══ Given records

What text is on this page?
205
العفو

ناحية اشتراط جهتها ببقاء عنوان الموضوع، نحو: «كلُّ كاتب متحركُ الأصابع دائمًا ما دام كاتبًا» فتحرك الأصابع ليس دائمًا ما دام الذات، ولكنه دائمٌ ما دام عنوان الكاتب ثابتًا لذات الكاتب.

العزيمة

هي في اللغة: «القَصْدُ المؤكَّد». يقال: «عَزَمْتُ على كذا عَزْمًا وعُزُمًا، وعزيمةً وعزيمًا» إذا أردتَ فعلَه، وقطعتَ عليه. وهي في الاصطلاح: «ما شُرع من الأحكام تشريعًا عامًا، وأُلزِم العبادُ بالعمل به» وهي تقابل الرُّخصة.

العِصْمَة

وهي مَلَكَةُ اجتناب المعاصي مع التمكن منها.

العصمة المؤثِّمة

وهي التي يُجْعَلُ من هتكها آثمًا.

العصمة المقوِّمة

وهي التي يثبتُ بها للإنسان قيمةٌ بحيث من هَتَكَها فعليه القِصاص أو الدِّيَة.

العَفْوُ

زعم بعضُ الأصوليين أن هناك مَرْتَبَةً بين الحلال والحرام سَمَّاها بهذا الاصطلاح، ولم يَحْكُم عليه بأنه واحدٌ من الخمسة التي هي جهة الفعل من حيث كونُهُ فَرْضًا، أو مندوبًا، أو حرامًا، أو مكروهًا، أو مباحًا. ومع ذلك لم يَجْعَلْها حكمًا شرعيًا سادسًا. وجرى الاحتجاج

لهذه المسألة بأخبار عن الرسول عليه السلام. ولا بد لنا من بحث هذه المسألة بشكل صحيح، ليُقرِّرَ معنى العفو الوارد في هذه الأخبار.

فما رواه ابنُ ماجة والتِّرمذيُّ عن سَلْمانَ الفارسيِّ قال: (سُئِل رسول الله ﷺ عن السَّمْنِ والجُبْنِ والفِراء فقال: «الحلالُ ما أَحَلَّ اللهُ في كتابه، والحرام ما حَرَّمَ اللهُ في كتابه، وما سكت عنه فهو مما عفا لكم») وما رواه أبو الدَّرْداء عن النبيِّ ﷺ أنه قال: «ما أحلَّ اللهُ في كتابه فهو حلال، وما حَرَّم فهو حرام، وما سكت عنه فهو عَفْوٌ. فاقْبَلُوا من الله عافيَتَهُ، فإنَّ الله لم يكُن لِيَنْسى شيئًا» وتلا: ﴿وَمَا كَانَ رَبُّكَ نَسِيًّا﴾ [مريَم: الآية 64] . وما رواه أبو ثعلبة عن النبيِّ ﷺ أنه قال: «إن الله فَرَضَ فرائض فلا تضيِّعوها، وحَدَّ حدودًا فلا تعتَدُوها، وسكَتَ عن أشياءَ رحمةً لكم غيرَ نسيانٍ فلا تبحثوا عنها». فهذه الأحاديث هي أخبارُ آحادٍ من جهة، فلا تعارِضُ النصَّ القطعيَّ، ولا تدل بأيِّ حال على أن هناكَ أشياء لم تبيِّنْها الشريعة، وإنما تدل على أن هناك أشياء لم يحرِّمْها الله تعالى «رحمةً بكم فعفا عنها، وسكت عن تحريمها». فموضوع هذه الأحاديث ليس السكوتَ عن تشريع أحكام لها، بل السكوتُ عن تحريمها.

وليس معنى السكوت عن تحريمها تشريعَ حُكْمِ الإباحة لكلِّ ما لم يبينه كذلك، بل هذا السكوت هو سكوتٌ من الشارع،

════
══ Given records

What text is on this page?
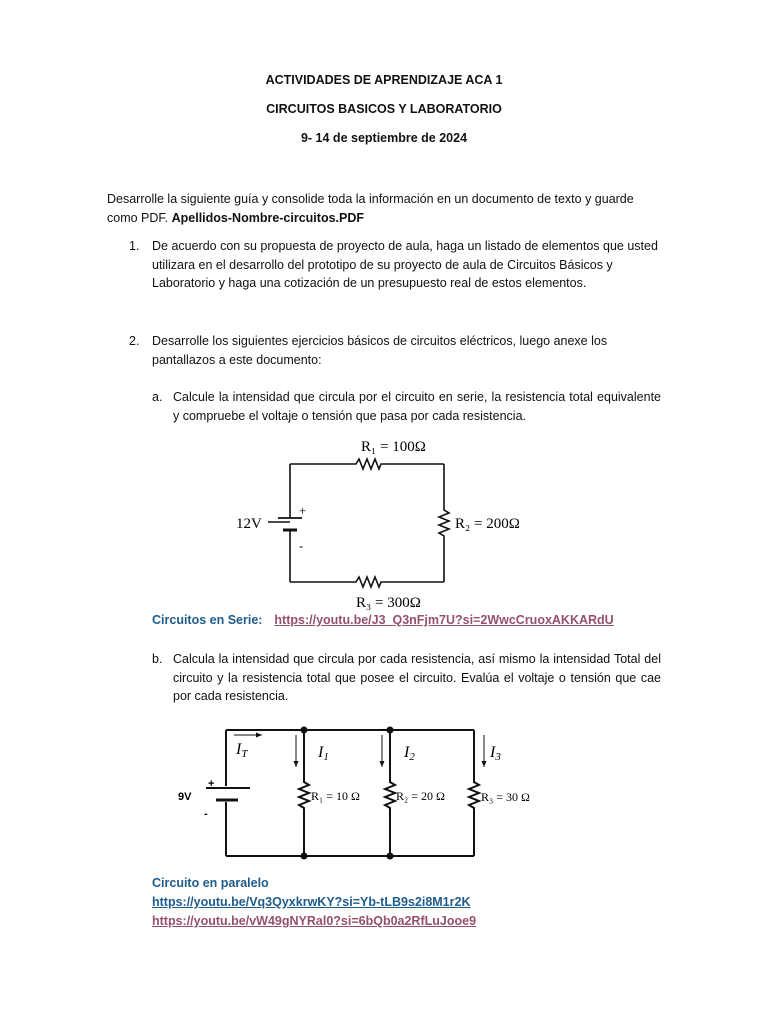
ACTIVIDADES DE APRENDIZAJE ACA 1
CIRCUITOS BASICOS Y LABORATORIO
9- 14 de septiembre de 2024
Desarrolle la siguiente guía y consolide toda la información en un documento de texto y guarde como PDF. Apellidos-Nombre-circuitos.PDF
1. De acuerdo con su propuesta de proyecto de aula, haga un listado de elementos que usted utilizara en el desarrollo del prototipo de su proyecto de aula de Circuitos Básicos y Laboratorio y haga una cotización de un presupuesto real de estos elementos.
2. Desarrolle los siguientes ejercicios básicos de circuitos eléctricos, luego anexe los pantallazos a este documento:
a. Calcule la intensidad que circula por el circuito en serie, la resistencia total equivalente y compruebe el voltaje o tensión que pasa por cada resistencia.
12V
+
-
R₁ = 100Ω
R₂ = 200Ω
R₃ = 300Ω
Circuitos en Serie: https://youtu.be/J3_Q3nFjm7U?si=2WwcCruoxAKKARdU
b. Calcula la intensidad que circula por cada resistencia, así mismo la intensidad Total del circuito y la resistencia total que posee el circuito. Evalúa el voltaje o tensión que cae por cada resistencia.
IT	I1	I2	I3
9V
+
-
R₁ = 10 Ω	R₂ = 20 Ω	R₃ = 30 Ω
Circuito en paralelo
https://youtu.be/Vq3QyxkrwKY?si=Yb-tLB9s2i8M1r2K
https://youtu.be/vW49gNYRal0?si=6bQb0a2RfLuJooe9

════

A single figure is required: the number of lines above in which the word "total" occurs.

**Completed task:** 2